§ Element box records:
----

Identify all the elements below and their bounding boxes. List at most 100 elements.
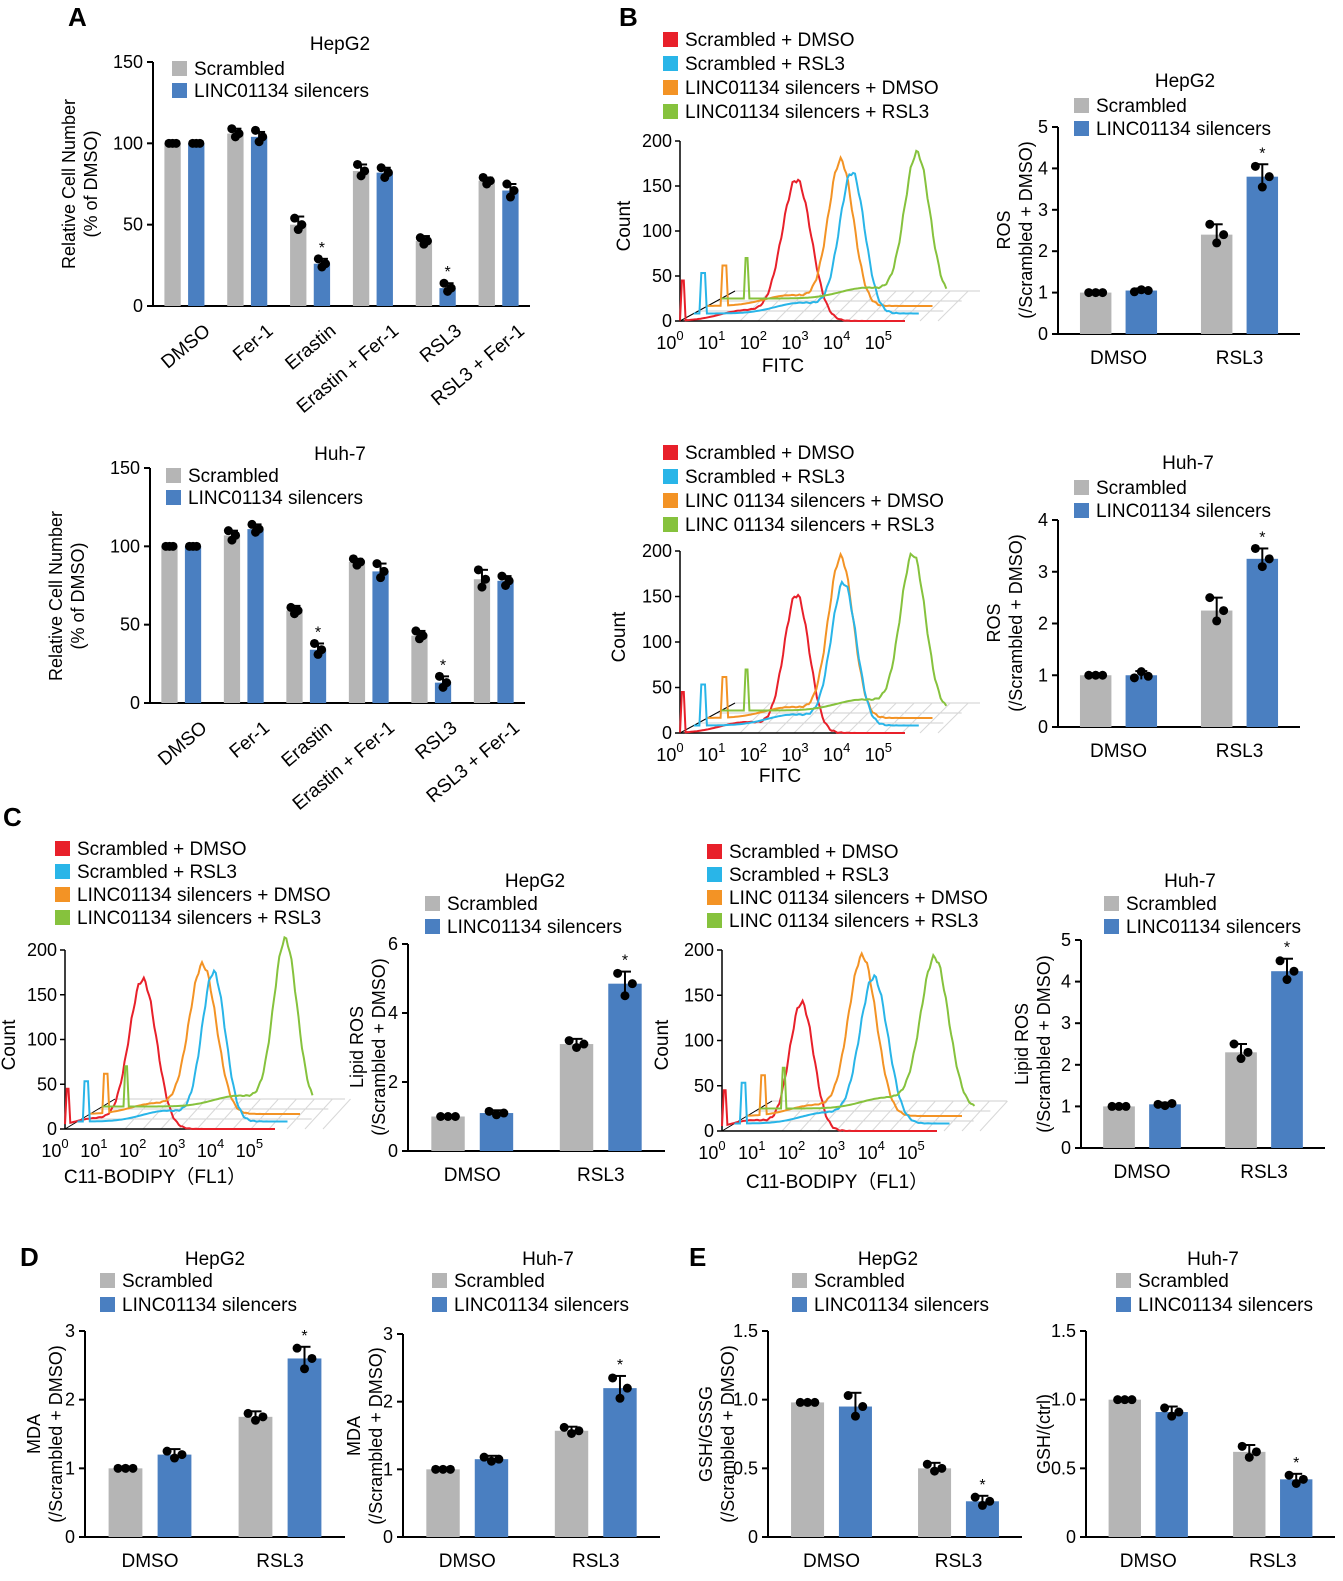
offset-hatch	[979, 1100, 1008, 1132]
data-point	[567, 1428, 577, 1438]
data-point	[473, 565, 483, 575]
x-category-label: DMSO	[122, 1551, 179, 1572]
data-point	[486, 1456, 496, 1466]
x-tick-exponent: 3	[838, 1138, 845, 1153]
legend-swatch	[55, 864, 70, 879]
data-point	[170, 1453, 180, 1463]
data-point	[1174, 1407, 1184, 1417]
bar-linc01134-silencers-rsl3	[287, 1358, 322, 1537]
y-tick-label: 0	[704, 1121, 714, 1141]
data-point	[1251, 1447, 1261, 1457]
y-tick-label: 100	[113, 133, 143, 153]
data-point	[1091, 288, 1101, 298]
bar-scrambled-rsl3	[554, 1430, 589, 1537]
bar-scrambled-rsl3	[1200, 234, 1233, 334]
x-category-label: Erastin	[278, 717, 337, 771]
x-category-label: DMSO	[1114, 1162, 1171, 1183]
data-point	[434, 671, 444, 681]
data-point	[1084, 670, 1094, 680]
legend-swatch	[1074, 503, 1089, 518]
x-tick-exponent: 2	[760, 328, 767, 343]
chart-title: HepG2	[858, 1249, 918, 1270]
legend-swatch	[172, 61, 187, 76]
data-point	[810, 1397, 820, 1407]
x-tick-base: 10	[119, 1141, 139, 1161]
x-tick-base: 10	[781, 333, 801, 353]
x-tick-label: 102	[740, 328, 767, 353]
x-category-label: DMSO	[439, 1551, 496, 1572]
x-category-label: DMSO	[154, 717, 211, 770]
panel-letter-d: D	[20, 1242, 39, 1272]
bar-linc01134-silencers-dmso	[1149, 1104, 1181, 1148]
data-point	[360, 166, 370, 176]
y-tick-label: 0.5	[733, 1458, 758, 1478]
legend-swatch	[792, 1297, 807, 1312]
y-tick-label: 3	[1038, 562, 1048, 582]
legend-swatch	[707, 890, 722, 905]
data-point	[1153, 1099, 1163, 1109]
data-point	[223, 526, 233, 536]
data-point	[379, 566, 389, 576]
x-tick-base: 10	[740, 333, 760, 353]
y-tick-label: 2	[1061, 1055, 1071, 1075]
bar-linc01134-silencers-rsl3	[603, 1388, 637, 1537]
y-tick-label: 50	[37, 1074, 57, 1094]
y-tick-label: 4	[1038, 510, 1048, 530]
x-tick-exponent: 0	[718, 1138, 725, 1153]
x-tick-base: 10	[197, 1141, 217, 1161]
data-point	[608, 1373, 618, 1383]
x-tick-label: 105	[236, 1136, 263, 1161]
offset-hatch	[214, 1098, 243, 1130]
x-tick-base: 10	[656, 333, 676, 353]
bar-linc01134-silencers-fer-1	[247, 529, 264, 703]
y-axis-label-line: Relative Cell Number	[59, 99, 79, 269]
data-point	[622, 1383, 632, 1393]
chart-title: HepG2	[505, 871, 565, 892]
bar-linc01134-silencers-dmso	[479, 1113, 514, 1151]
legend-label: Scrambled + DMSO	[685, 443, 854, 464]
y-tick-label: 150	[642, 176, 672, 196]
legend-swatch	[55, 887, 70, 902]
legend-label: Scrambled + RSL3	[77, 862, 237, 883]
bar-linc01134-silencers-dmso	[1125, 290, 1158, 334]
y-tick-label: 0	[383, 1527, 393, 1547]
bar-linc01134-silencers-erastin	[309, 649, 327, 703]
legend-swatch	[1104, 896, 1119, 911]
data-point	[297, 220, 307, 230]
y-axis-label-line: (% of DMSO)	[68, 542, 88, 649]
y-tick-label: 0	[1038, 324, 1048, 344]
y-axis-label-line: MDA	[24, 1414, 44, 1454]
data-point	[290, 213, 300, 223]
x-tick-base: 10	[781, 745, 801, 765]
y-tick-label: 1.0	[733, 1390, 758, 1410]
legend-label: Scrambled	[814, 1271, 905, 1292]
bar-linc01134-silencers-dmso	[1125, 675, 1158, 727]
x-tick-base: 10	[158, 1141, 178, 1161]
legend-swatch	[663, 517, 678, 532]
data-point	[1237, 1441, 1247, 1451]
x-tick-label: 100	[656, 740, 683, 765]
data-point	[494, 1454, 504, 1464]
data-point	[850, 1411, 860, 1421]
data-point	[502, 179, 512, 189]
x-tick-exponent: 1	[718, 328, 725, 343]
legend-swatch	[432, 1297, 447, 1312]
data-point	[438, 1464, 448, 1474]
bar-scrambled-dmso	[1103, 1106, 1135, 1148]
y-tick-label: 4	[1038, 158, 1048, 178]
y-tick-label: 50	[652, 678, 672, 698]
histogram-linc01134-silencers-rsl3	[721, 149, 948, 300]
x-category-label: RSL3	[412, 717, 462, 764]
offset-hatch	[739, 290, 771, 322]
chart-title: Huh-7	[1164, 871, 1216, 892]
legend-label: Scrambled + DMSO	[685, 30, 854, 51]
x-category-label: RSL3	[1216, 348, 1264, 369]
data-point	[376, 163, 386, 173]
data-point	[1236, 1054, 1246, 1064]
bar-scrambled-rsl3	[918, 1468, 952, 1537]
x-tick-base: 10	[865, 745, 885, 765]
legend-swatch	[663, 493, 678, 508]
x-category-label: DMSO	[803, 1551, 860, 1572]
x-tick-exponent: 4	[878, 1138, 885, 1153]
offset-hatch	[919, 290, 951, 322]
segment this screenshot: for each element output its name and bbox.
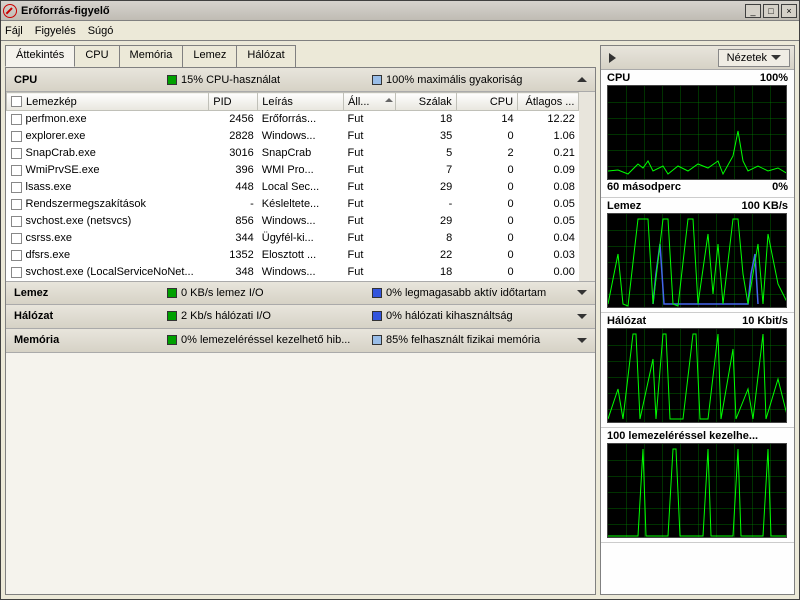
row-checkbox[interactable] [11, 233, 22, 244]
chart-title: 100 lemezeléréssel kezelhe... [607, 430, 758, 442]
table-row[interactable]: dfsrs.exe1352Elosztott ...Fut2200.03 [7, 247, 579, 264]
chart-canvas [607, 213, 787, 308]
stat-color-icon [167, 311, 177, 321]
views-button[interactable]: Nézetek [718, 49, 790, 67]
play-icon[interactable] [609, 53, 616, 63]
chart-canvas [607, 443, 787, 538]
row-checkbox[interactable] [11, 165, 22, 176]
chevron-down-icon [577, 338, 587, 343]
menubar: Fájl Figyelés Súgó [1, 21, 799, 41]
disk-panel-header[interactable]: Lemez 0 KB/s lemez I/O 0% legmagasabb ak… [6, 281, 595, 305]
chart-title: Lemez [607, 200, 641, 212]
column-header[interactable]: Lemezkép [7, 93, 209, 111]
chart-block: Hálózat 10 Kbit/s [601, 313, 794, 428]
column-header[interactable]: PID [209, 93, 258, 111]
table-row[interactable]: svchost.exe (LocalServiceNoNet...348Wind… [7, 264, 579, 281]
row-checkbox[interactable] [11, 267, 22, 278]
row-checkbox[interactable] [11, 148, 22, 159]
table-row[interactable]: WmiPrvSE.exe396WMI Pro...Fut700.09 [7, 162, 579, 179]
maximize-button[interactable]: □ [763, 4, 779, 18]
stat-color-icon [372, 75, 382, 85]
network-panel-header[interactable]: Hálózat 2 Kb/s hálózati I/O 0% hálózati … [6, 305, 595, 329]
menu-file[interactable]: Fájl [5, 25, 23, 37]
stat-color-icon [167, 75, 177, 85]
table-scrollbar[interactable] [579, 92, 595, 281]
chart-canvas [607, 85, 787, 180]
column-header[interactable]: Átlagos ... [518, 93, 579, 111]
tab-disk[interactable]: Lemez [182, 45, 237, 67]
app-icon [3, 4, 17, 18]
select-all-checkbox[interactable] [11, 96, 22, 107]
chevron-down-icon [577, 314, 587, 319]
chart-block: 100 lemezeléréssel kezelhe... [601, 428, 794, 543]
chart-block: CPU100%60 másodperc0% [601, 70, 794, 198]
menu-monitor[interactable]: Figyelés [35, 25, 76, 37]
table-row[interactable]: Rendszermegszakítások-Késleltete...Fut-0… [7, 196, 579, 213]
close-button[interactable]: × [781, 4, 797, 18]
column-header[interactable]: Leírás [258, 93, 344, 111]
table-row[interactable]: svchost.exe (netsvcs)856Windows...Fut290… [7, 213, 579, 230]
tab-overview[interactable]: Áttekintés [5, 45, 75, 67]
window-title: Erőforrás-figyelő [21, 5, 745, 17]
chevron-down-icon [577, 290, 587, 295]
stat-color-icon [372, 311, 382, 321]
stat-color-icon [167, 335, 177, 345]
stat-color-icon [167, 288, 177, 298]
row-checkbox[interactable] [11, 114, 22, 125]
stat-color-icon [372, 335, 382, 345]
table-row[interactable]: perfmon.exe2456Erőforrás...Fut181412.22 [7, 111, 579, 128]
tab-memory[interactable]: Memória [119, 45, 184, 67]
minimize-button[interactable]: _ [745, 4, 761, 18]
table-row[interactable]: csrss.exe344Ügyfél-ki...Fut800.04 [7, 230, 579, 247]
row-checkbox[interactable] [11, 182, 22, 193]
row-checkbox[interactable] [11, 199, 22, 210]
chart-max: 100 KB/s [742, 200, 788, 212]
chart-block: Lemez 100 KB/s [601, 198, 794, 313]
row-checkbox[interactable] [11, 216, 22, 227]
table-row[interactable]: lsass.exe448Local Sec...Fut2900.08 [7, 179, 579, 196]
chevron-down-icon [771, 55, 781, 60]
row-checkbox[interactable] [11, 250, 22, 261]
chart-title: CPU [607, 72, 630, 84]
row-checkbox[interactable] [11, 131, 22, 142]
chart-max: 100% [760, 72, 788, 84]
column-header[interactable]: CPU [456, 93, 517, 111]
process-table: LemezképPIDLeírásÁll...SzálakCPUÁtlagos … [6, 92, 579, 281]
chart-max: 10 Kbit/s [742, 315, 788, 327]
tabs: Áttekintés CPU Memória Lemez Hálózat [5, 45, 596, 67]
cpu-panel-title: CPU [14, 74, 159, 86]
stat-color-icon [372, 288, 382, 298]
tab-cpu[interactable]: CPU [74, 45, 119, 67]
chart-canvas [607, 328, 787, 423]
table-row[interactable]: explorer.exe2828Windows...Fut3501.06 [7, 128, 579, 145]
menu-help[interactable]: Súgó [88, 25, 114, 37]
chevron-up-icon [577, 77, 587, 82]
tab-network[interactable]: Hálózat [236, 45, 295, 67]
memory-panel-header[interactable]: Memória 0% lemezeléréssel kezelhető hib.… [6, 329, 595, 353]
cpu-panel-header[interactable]: CPU 15% CPU-használat 100% maximális gya… [6, 68, 595, 92]
chart-title: Hálózat [607, 315, 646, 327]
column-header[interactable]: Szálak [395, 93, 456, 111]
column-header[interactable]: Áll... [344, 93, 395, 111]
table-row[interactable]: SnapCrab.exe3016SnapCrabFut520.21 [7, 145, 579, 162]
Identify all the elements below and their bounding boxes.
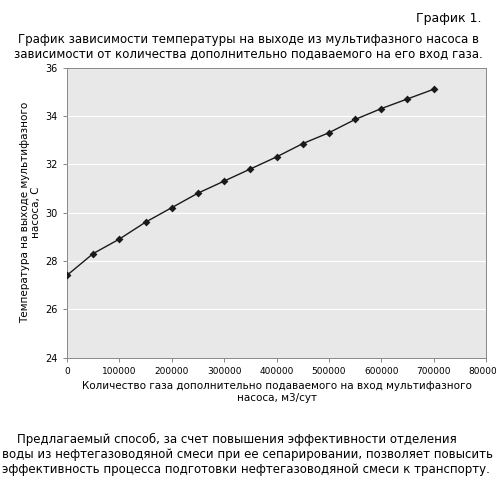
Point — [141, 218, 149, 226]
Point — [404, 95, 412, 103]
Point — [89, 250, 97, 258]
Point — [351, 116, 359, 124]
Point — [299, 140, 307, 147]
Text: График зависимости температуры на выходе из мультифазного насоса в
зависимости о: График зависимости температуры на выходе… — [13, 32, 483, 60]
Point — [325, 129, 333, 137]
Point — [194, 189, 202, 197]
Point — [430, 85, 437, 93]
X-axis label: Количество газа дополнительно подаваемого на вход мультифазного
насоса, м3/сут: Количество газа дополнительно подаваемог… — [81, 381, 472, 402]
Point — [273, 153, 281, 161]
Point — [247, 165, 254, 173]
Y-axis label: Температура на выходе мультифазного
насоса, C: Температура на выходе мультифазного насо… — [20, 102, 41, 323]
Text: Предлагаемый способ, за счет повышения эффективности отделения
воды из нефтегазо: Предлагаемый способ, за счет повышения э… — [2, 432, 494, 476]
Point — [116, 235, 124, 243]
Point — [168, 204, 176, 212]
Text: График 1.: График 1. — [416, 12, 481, 25]
Point — [377, 104, 385, 112]
Point — [220, 177, 228, 185]
Point — [63, 272, 71, 280]
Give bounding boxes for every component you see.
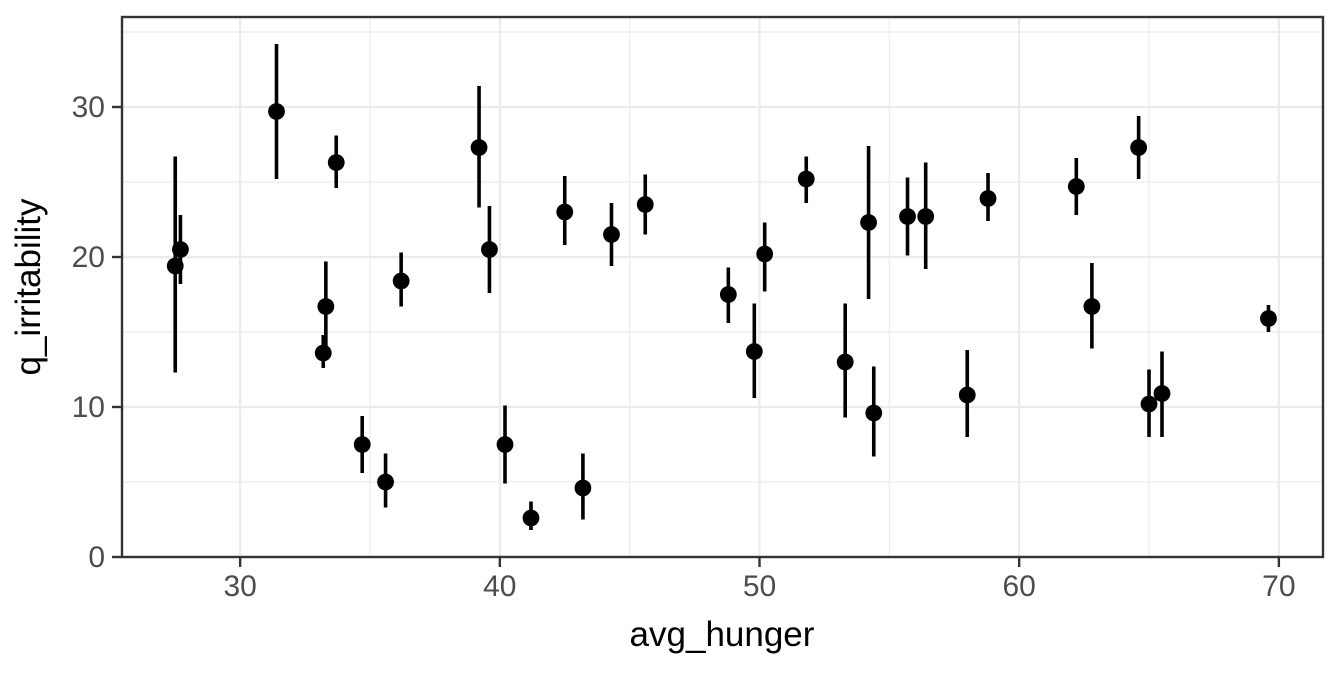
y-tick-label-20: 20 — [72, 241, 105, 274]
pointrange-series — [166, 44, 1277, 530]
data-point — [481, 241, 498, 258]
pointrange-13 — [556, 176, 574, 245]
pointrange-20 — [797, 156, 815, 203]
pointrange-19 — [756, 222, 774, 292]
x-tick-label-30: 30 — [223, 570, 256, 603]
data-point — [836, 353, 854, 371]
pointrange-17 — [719, 267, 737, 323]
y-tick-label-30: 30 — [72, 91, 105, 124]
pointrange-28 — [1067, 158, 1085, 215]
data-point — [603, 226, 620, 243]
x-axis-tick-labels: 30 40 50 60 70 — [223, 570, 1295, 603]
pointrange-8 — [392, 252, 410, 307]
pointrange-9 — [470, 86, 488, 208]
panel-border — [120, 15, 1325, 559]
data-point — [496, 436, 514, 453]
pointrange-26 — [958, 350, 976, 437]
data-point — [314, 344, 332, 362]
x-tick-label-70: 70 — [1262, 570, 1295, 603]
data-point — [1083, 298, 1101, 315]
y-axis-title: q_irritability — [9, 198, 48, 375]
panel-background — [122, 17, 1323, 557]
pointrange-29 — [1083, 263, 1101, 349]
pointrange-2 — [268, 44, 285, 179]
x-tick-label-40: 40 — [483, 570, 516, 603]
y-axis-tick-labels: 0 10 20 30 — [72, 91, 105, 574]
data-point — [979, 190, 997, 207]
pointrange-3 — [314, 335, 332, 368]
data-point — [353, 436, 371, 453]
data-point — [470, 139, 488, 156]
pointrange-27 — [979, 173, 997, 221]
data-point — [574, 479, 592, 497]
pointrange-22 — [860, 146, 877, 299]
y-tick-label-0: 0 — [88, 541, 105, 574]
pointrange-15 — [603, 203, 620, 266]
pointrange-4 — [317, 261, 335, 347]
pointrange-5 — [327, 135, 345, 188]
x-tick-label-60: 60 — [1002, 570, 1035, 603]
data-point — [556, 203, 574, 221]
data-point — [745, 343, 763, 360]
data-point — [865, 404, 883, 422]
data-point — [636, 196, 654, 213]
data-point — [860, 214, 877, 231]
data-point — [172, 241, 189, 258]
pointrange-16 — [636, 174, 654, 235]
data-point — [392, 272, 410, 290]
data-point — [917, 208, 935, 225]
data-point — [522, 509, 540, 527]
data-point — [268, 103, 285, 120]
pointrange-10 — [481, 206, 498, 293]
data-point — [327, 154, 345, 171]
data-point — [756, 245, 774, 263]
pointrange-24 — [899, 177, 916, 256]
data-point — [797, 170, 815, 188]
data-point — [377, 473, 394, 491]
pointrange-31 — [1140, 369, 1158, 437]
pointrange-18 — [745, 303, 763, 398]
x-axis-title: avg_hunger — [630, 615, 815, 654]
data-point — [1130, 139, 1148, 156]
pointrange-14 — [574, 453, 592, 520]
pointrange-12 — [522, 501, 540, 530]
data-point — [958, 386, 976, 404]
pointrange-21 — [836, 303, 854, 418]
y-tick-label-10: 10 — [72, 391, 105, 424]
pointrange-32 — [1153, 351, 1171, 437]
data-point — [317, 298, 335, 315]
data-point — [719, 286, 737, 303]
data-point — [899, 208, 916, 225]
data-point — [1140, 395, 1158, 413]
pointrange-25 — [917, 162, 935, 269]
pointrange-33 — [1260, 305, 1277, 332]
pointrange-23 — [865, 366, 883, 457]
data-point — [1153, 385, 1171, 402]
x-tick-label-50: 50 — [743, 570, 776, 603]
data-point — [1260, 310, 1277, 327]
pointrange-11 — [496, 405, 514, 484]
pointrange-7 — [377, 453, 394, 508]
pointrange-1 — [172, 215, 189, 284]
pointrange-6 — [353, 416, 371, 473]
data-point — [1067, 178, 1085, 195]
axis-ticks — [112, 105, 1281, 567]
pointrange-30 — [1130, 116, 1148, 179]
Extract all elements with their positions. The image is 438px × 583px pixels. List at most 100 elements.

----

§ WHAT IS ASKED: Copy the lines from the records above exactly, starting with the line containing "row-checkbox[interactable] [11, 233, 22, 244]" and ending with the line containing "stat-color-icon [167, 311, 177, 321]", both included.

§ RESPONSE TO THE EXERCISE:
row-checkbox[interactable] [11, 233, 22, 244]
chart-title: 100 lemezeléréssel kezelhe... [607, 430, 758, 442]
table-row[interactable]: dfsrs.exe1352Elosztott ...Fut2200.03 [7, 247, 579, 264]
chart-canvas [607, 213, 787, 308]
stat-color-icon [167, 311, 177, 321]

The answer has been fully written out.